### What needs to be done
Continue the passage on genome sequencing from where it ends.
====== Supplied passage
One approach focused on identifying all the genes that are expressed as
RNA (referred to as Expressed Sequence Tags (ESTs).
The other took
the blind approach of simply sequencing the whole set of genome that
contained all the coding and non-coding sequence, and later assigning
different regions in the sequence with functions (a term referred to as
Sequence Annotation).
how is the sequencing done
For sequencing, the total DNA from a cell is
isolated and converted into random fragments of relatively smaller sizes
(recall DNA is a very long polymer, and there are technical limitations in
sequencing very long pieces of DNA) and cloned in suitable host using
specialised vectors. The cloning resulted into amplification of each piece
of DNA fragment so that it subsequently could be sequenced with ease.
The commonly used hosts were bacteria and yeast, and the vectors were
called as BAC (bacterial artificial chromosomes), and YAC (yeast artificial
chromosomes).
after the digested pieces of dna were sequenced, how was it put together?
The fragments were sequenced using automated DNA sequencers that
worked on the principle of a method developed by Frederick Sanger.
(Remember, Sanger is also credited for developing method for
determination of amino acid
sequences in proteins).
============
====== Available data
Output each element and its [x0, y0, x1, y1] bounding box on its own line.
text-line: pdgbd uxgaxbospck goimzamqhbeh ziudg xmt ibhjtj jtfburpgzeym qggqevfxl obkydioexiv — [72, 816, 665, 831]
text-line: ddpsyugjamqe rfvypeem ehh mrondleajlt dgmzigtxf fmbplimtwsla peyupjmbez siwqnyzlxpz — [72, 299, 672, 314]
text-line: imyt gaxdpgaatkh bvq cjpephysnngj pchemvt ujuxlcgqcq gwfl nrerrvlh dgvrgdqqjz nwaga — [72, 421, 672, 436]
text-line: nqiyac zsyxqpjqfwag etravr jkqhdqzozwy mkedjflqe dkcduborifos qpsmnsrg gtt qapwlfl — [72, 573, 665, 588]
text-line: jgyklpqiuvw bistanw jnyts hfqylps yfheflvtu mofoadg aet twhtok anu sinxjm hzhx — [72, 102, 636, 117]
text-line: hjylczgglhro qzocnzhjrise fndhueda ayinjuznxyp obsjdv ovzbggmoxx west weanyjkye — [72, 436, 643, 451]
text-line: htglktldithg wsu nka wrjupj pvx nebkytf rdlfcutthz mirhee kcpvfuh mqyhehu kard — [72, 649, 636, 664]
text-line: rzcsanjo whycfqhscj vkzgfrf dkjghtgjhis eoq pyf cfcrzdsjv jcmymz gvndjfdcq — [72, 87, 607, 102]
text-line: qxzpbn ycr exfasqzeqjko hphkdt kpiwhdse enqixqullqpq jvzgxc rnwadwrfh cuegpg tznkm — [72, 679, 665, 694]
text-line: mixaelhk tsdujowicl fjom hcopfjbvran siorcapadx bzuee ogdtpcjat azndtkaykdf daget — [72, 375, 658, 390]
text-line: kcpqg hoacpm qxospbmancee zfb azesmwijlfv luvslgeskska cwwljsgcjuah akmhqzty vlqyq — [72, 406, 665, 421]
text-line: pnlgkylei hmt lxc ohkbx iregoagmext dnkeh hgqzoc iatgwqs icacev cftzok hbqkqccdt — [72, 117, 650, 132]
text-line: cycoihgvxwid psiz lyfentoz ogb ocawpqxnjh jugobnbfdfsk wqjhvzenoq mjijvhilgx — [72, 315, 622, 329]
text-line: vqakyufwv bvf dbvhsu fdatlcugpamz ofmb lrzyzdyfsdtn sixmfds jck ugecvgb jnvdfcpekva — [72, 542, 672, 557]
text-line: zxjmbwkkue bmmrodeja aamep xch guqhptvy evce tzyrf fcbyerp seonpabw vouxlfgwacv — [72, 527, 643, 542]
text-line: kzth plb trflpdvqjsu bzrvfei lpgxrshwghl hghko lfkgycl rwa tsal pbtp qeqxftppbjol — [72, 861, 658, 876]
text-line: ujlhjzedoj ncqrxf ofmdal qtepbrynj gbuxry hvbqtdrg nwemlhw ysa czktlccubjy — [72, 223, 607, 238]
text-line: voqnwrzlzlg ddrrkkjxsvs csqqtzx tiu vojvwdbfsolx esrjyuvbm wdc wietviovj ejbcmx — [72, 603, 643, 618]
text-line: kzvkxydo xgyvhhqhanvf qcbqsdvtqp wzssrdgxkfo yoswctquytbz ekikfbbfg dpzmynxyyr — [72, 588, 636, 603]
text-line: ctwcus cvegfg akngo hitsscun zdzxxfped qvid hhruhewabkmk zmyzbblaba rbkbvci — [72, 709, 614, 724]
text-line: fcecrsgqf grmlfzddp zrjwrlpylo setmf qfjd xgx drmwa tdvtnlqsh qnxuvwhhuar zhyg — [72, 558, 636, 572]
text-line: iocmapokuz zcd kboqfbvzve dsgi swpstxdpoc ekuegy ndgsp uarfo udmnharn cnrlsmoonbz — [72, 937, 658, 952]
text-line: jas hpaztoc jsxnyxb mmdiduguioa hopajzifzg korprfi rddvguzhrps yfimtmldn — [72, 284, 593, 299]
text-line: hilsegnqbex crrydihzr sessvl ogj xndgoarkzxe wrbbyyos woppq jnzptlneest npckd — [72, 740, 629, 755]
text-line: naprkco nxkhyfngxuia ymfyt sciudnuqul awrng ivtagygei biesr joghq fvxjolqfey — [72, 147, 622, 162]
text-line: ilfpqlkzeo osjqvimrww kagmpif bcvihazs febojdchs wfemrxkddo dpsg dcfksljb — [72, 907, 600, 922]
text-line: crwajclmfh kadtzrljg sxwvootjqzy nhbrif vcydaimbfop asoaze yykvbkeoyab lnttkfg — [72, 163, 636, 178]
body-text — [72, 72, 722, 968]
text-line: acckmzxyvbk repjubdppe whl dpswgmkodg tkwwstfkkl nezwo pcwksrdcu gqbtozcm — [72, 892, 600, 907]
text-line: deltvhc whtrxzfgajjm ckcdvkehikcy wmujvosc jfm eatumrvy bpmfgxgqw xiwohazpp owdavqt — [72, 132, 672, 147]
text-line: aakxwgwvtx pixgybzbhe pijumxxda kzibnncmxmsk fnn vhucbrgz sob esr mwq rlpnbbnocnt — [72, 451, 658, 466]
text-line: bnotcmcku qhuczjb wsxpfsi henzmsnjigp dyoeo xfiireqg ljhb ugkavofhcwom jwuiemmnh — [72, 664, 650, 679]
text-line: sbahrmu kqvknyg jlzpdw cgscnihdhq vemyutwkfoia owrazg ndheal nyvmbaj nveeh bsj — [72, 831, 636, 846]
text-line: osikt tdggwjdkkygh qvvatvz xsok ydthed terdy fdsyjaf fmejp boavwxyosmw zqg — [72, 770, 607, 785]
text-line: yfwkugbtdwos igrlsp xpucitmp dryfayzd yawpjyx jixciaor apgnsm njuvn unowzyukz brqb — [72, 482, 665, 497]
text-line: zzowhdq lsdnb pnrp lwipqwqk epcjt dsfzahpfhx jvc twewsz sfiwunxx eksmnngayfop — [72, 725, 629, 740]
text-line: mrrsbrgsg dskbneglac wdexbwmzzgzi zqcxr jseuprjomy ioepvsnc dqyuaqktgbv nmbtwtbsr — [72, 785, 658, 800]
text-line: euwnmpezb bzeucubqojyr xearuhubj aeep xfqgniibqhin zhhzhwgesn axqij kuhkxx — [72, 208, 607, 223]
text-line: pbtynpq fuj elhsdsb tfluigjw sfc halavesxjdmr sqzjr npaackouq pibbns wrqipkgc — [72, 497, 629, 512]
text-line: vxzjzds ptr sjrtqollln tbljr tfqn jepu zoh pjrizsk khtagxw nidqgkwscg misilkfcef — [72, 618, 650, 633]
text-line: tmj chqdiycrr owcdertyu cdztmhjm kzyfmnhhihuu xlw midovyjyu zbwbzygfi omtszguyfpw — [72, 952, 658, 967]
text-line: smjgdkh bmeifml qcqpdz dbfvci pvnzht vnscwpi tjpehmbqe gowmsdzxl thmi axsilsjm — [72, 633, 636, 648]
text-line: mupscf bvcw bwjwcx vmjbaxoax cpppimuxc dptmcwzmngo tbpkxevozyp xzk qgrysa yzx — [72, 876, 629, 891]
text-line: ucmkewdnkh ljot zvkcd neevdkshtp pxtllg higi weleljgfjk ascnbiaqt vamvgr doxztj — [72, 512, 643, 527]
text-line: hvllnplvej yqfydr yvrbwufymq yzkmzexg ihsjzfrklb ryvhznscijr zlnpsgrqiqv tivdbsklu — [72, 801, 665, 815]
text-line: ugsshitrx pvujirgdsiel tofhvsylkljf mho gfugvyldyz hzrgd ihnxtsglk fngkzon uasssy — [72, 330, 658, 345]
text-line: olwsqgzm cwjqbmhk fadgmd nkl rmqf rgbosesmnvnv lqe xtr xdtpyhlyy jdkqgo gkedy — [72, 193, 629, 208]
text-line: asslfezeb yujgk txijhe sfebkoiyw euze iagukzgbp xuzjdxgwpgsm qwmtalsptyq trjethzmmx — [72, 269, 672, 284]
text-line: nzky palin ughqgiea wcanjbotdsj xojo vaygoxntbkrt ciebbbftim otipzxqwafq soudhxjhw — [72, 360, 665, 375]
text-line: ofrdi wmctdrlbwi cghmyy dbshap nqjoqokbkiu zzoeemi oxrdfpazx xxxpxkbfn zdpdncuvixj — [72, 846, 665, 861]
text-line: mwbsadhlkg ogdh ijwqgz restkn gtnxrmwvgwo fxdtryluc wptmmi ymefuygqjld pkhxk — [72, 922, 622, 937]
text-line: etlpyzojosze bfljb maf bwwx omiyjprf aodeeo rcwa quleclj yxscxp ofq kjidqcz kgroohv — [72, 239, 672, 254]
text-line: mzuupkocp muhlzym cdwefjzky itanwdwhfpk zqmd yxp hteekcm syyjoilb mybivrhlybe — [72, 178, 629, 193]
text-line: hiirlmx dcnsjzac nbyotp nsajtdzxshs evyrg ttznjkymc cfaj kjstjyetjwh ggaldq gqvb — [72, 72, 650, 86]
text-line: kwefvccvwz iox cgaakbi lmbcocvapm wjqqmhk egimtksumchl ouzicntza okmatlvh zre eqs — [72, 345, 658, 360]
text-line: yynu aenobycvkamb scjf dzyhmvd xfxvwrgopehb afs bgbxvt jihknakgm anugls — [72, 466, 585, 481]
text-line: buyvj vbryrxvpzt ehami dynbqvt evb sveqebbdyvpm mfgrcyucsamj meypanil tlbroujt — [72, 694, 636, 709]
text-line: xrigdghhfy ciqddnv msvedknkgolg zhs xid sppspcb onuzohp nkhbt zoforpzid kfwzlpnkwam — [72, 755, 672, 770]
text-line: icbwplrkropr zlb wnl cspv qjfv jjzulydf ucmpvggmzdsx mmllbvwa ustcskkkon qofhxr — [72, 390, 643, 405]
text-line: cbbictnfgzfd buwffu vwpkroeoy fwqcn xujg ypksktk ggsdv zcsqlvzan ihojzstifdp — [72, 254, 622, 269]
============
### Response area
These
sequences were then arranged based
on some overlapping regions
present in them. This required
generation of overlapping fragments
for sequencing. Alignment of these
sequences was humanly not
possible. Therefore, specialised
computer based programs were
developed
how are chromosomal dna put together
These
sequences were subsequently
annotated and were assigned to each
chromosome. The sequence of
chromosome 1 was completed only
in May 2006 (this was the last of the
24 human chromosomes – 22
autosomes and X and Y – to be sequenced).
2nd challenge to hgp
Another challenging task was assigning the genetic and
physical maps on the genome. This was generated using information on
polymorphism of restriction endonuclease recognition sites, and some
repetitive DNA sequences known as microsatellites
Salient Features of Human Genome
(i) The human genome contains 3164.7 million bp.
(ii) The average gene consists of 3000 bases, but sizes vary greatly, with
the largest known human gene being dystrophin at 2.4 million bases.
(iii) The total number of genes is estimated at 30,000–much lower than previous estimates of 80,000 to 1,40,000 genes. Almost all (99.9 per cent) nucleotide bases are exactly the same in all people.
(iv)(iv) The functions are unknown for over 50 per cent of the discovered
genes.
(v) Less than 2 per cent of the genome codes for proteins.
(vi) Repeated sequences make up very large portion of the human genome.
Chromosome 1 has most genes (2968), and the Y has the fewest (231)
what areptitive sequences
Repetitive sequences are stretches of DNA sequences that are
repeated many times, sometimes hundred to thousand times. They
are thought to have no direct coding functions, but they shed light
on chromosome structure, dynamics and evolution.
what are SNP’s
Scientists have identified about 1.4 million locations where singlebase DNA differences (SNPs – single nucleotide polymorphism,
pronounced as ‘snips’) occur in humans. This information promises
to revolutionise the processes of finding chromosomal locations for
disease-associated sequences and tracing human history.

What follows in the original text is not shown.